### [Directions]
Quote the entries that follow exactly, leaving none out.

### [Record list]
━━━━━━━━━━━━━━━━
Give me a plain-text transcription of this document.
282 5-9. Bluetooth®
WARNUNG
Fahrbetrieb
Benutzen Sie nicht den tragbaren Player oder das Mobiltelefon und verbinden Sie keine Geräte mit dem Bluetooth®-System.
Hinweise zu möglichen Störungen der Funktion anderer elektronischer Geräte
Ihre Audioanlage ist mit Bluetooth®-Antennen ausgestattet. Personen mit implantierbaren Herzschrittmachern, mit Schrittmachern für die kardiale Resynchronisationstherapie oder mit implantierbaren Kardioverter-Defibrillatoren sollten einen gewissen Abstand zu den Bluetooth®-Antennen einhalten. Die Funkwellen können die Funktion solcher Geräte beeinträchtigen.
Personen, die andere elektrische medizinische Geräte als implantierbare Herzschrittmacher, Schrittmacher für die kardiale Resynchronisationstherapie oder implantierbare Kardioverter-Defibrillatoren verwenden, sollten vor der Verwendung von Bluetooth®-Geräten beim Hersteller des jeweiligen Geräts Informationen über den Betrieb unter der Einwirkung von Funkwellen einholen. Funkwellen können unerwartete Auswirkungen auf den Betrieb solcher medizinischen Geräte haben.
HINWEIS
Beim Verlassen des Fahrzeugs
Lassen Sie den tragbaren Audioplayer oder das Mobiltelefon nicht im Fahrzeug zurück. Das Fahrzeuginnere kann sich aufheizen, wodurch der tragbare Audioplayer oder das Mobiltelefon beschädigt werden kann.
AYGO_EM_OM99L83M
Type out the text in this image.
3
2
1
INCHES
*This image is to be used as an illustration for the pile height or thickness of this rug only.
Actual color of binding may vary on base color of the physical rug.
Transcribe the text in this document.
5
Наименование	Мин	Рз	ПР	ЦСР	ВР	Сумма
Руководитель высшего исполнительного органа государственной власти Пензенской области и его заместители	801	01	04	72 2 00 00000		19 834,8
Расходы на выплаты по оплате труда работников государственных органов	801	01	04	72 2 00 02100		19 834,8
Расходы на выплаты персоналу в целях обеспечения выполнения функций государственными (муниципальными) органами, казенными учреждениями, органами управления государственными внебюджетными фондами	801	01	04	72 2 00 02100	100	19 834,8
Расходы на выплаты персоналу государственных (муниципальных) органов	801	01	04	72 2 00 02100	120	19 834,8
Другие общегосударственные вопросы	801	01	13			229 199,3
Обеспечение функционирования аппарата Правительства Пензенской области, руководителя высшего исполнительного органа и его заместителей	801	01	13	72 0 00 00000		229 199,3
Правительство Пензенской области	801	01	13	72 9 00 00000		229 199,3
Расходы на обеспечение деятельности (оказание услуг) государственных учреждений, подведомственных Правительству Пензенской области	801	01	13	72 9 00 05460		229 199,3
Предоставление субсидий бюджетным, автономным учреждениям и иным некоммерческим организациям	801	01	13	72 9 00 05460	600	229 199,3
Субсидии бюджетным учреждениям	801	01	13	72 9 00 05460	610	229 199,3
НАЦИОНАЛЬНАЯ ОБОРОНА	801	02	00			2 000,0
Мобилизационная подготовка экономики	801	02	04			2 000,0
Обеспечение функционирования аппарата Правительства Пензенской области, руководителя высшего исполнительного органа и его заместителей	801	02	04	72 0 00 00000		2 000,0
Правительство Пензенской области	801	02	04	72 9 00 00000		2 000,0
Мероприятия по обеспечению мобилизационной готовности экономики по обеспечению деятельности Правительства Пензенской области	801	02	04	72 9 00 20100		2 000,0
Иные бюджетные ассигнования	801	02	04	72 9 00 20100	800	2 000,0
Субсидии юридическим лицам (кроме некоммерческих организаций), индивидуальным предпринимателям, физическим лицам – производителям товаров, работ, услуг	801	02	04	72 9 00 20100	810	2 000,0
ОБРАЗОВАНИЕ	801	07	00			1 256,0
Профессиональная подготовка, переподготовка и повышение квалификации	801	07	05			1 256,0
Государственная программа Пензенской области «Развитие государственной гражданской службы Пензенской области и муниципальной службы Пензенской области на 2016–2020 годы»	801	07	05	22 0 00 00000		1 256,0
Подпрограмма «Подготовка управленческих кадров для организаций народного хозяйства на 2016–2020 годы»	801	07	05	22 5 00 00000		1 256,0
━━━━━━━━━━━━━━━━
### [Full answer]
Give me a plain-text transcription of this document.
282 5-9. Bluetooth®
WARNUNG
Fahrbetrieb
Benutzen Sie nicht den tragbaren Player oder das Mobiltelefon und verbinden Sie keine Geräte mit dem Bluetooth®-System.
Hinweise zu möglichen Störungen der Funktion anderer elektronischer Geräte
Ihre Audioanlage ist mit Bluetooth®-Antennen ausgestattet. Personen mit implantierbaren Herzschrittmachern, mit Schrittmachern für die kardiale Resynchronisationstherapie oder mit implantierbaren Kardioverter-Defibrillatoren sollten einen gewissen Abstand zu den Bluetooth®-Antennen einhalten. Die Funkwellen können die Funktion solcher Geräte beeinträchtigen.
Personen, die andere elektrische medizinische Geräte als implantierbare Herzschrittmacher, Schrittmacher für die kardiale Resynchronisationstherapie oder implantierbare Kardioverter-Defibrillatoren verwenden, sollten vor der Verwendung von Bluetooth®-Geräten beim Hersteller des jeweiligen Geräts Informationen über den Betrieb unter der Einwirkung von Funkwellen einholen. Funkwellen können unerwartete Auswirkungen auf den Betrieb solcher medizinischen Geräte haben.
HINWEIS
Beim Verlassen des Fahrzeugs
Lassen Sie den tragbaren Audioplayer oder das Mobiltelefon nicht im Fahrzeug zurück. Das Fahrzeuginnere kann sich aufheizen, wodurch der tragbare Audioplayer oder das Mobiltelefon beschädigt werden kann.
AYGO_EM_OM99L83M
Type out the text in this image.
3
2
1
INCHES
*This image is to be used as an illustration for the pile height or thickness of this rug only.
Actual color of binding may vary on base color of the physical rug.
Transcribe the text in this document.
5
Наименование	Мин	Рз	ПР	ЦСР	ВР	Сумма
Руководитель высшего исполнительного органа государственной власти Пензенской области и его заместители	801	01	04	72 2 00 00000		19 834,8
Расходы на выплаты по оплате труда работников государственных органов	801	01	04	72 2 00 02100		19 834,8
Расходы на выплаты персоналу в целях обеспечения выполнения функций государственными (муниципальными) органами, казенными учреждениями, органами управления государственными внебюджетными фондами	801	01	04	72 2 00 02100	100	19 834,8
Расходы на выплаты персоналу государственных (муниципальных) органов	801	01	04	72 2 00 02100	120	19 834,8
Другие общегосударственные вопросы	801	01	13			229 199,3
Обеспечение функционирования аппарата Правительства Пензенской области, руководителя высшего исполнительного органа и его заместителей	801	01	13	72 0 00 00000		229 199,3
Правительство Пензенской области	801	01	13	72 9 00 00000		229 199,3
Расходы на обеспечение деятельности (оказание услуг) государственных учреждений, подведомственных Правительству Пензенской области	801	01	13	72 9 00 05460		229 199,3
Предоставление субсидий бюджетным, автономным учреждениям и иным некоммерческим организациям	801	01	13	72 9 00 05460	600	229 199,3
Субсидии бюджетным учреждениям	801	01	13	72 9 00 05460	610	229 199,3
НАЦИОНАЛЬНАЯ ОБОРОНА	801	02	00			2 000,0
Мобилизационная подготовка экономики	801	02	04			2 000,0
Обеспечение функционирования аппарата Правительства Пензенской области, руководителя высшего исполнительного органа и его заместителей	801	02	04	72 0 00 00000		2 000,0
Правительство Пензенской области	801	02	04	72 9 00 00000		2 000,0
Мероприятия по обеспечению мобилизационной готовности экономики по обеспечению деятельности Правительства Пензенской области	801	02	04	72 9 00 20100		2 000,0
Иные бюджетные ассигнования	801	02	04	72 9 00 20100	800	2 000,0
Субсидии юридическим лицам (кроме некоммерческих организаций), индивидуальным предпринимателям, физическим лицам – производителям товаров, работ, услуг	801	02	04	72 9 00 20100	810	2 000,0
ОБРАЗОВАНИЕ	801	07	00			1 256,0
Профессиональная подготовка, переподготовка и повышение квалификации	801	07	05			1 256,0
Государственная программа Пензенской области «Развитие государственной гражданской службы Пензенской области и муниципальной службы Пензенской области на 2016–2020 годы»	801	07	05	22 0 00 00000		1 256,0
Подпрограмма «Подготовка управленческих кадров для организаций народного хозяйства на 2016–2020 годы»	801	07	05	22 5 00 00000		1 256,0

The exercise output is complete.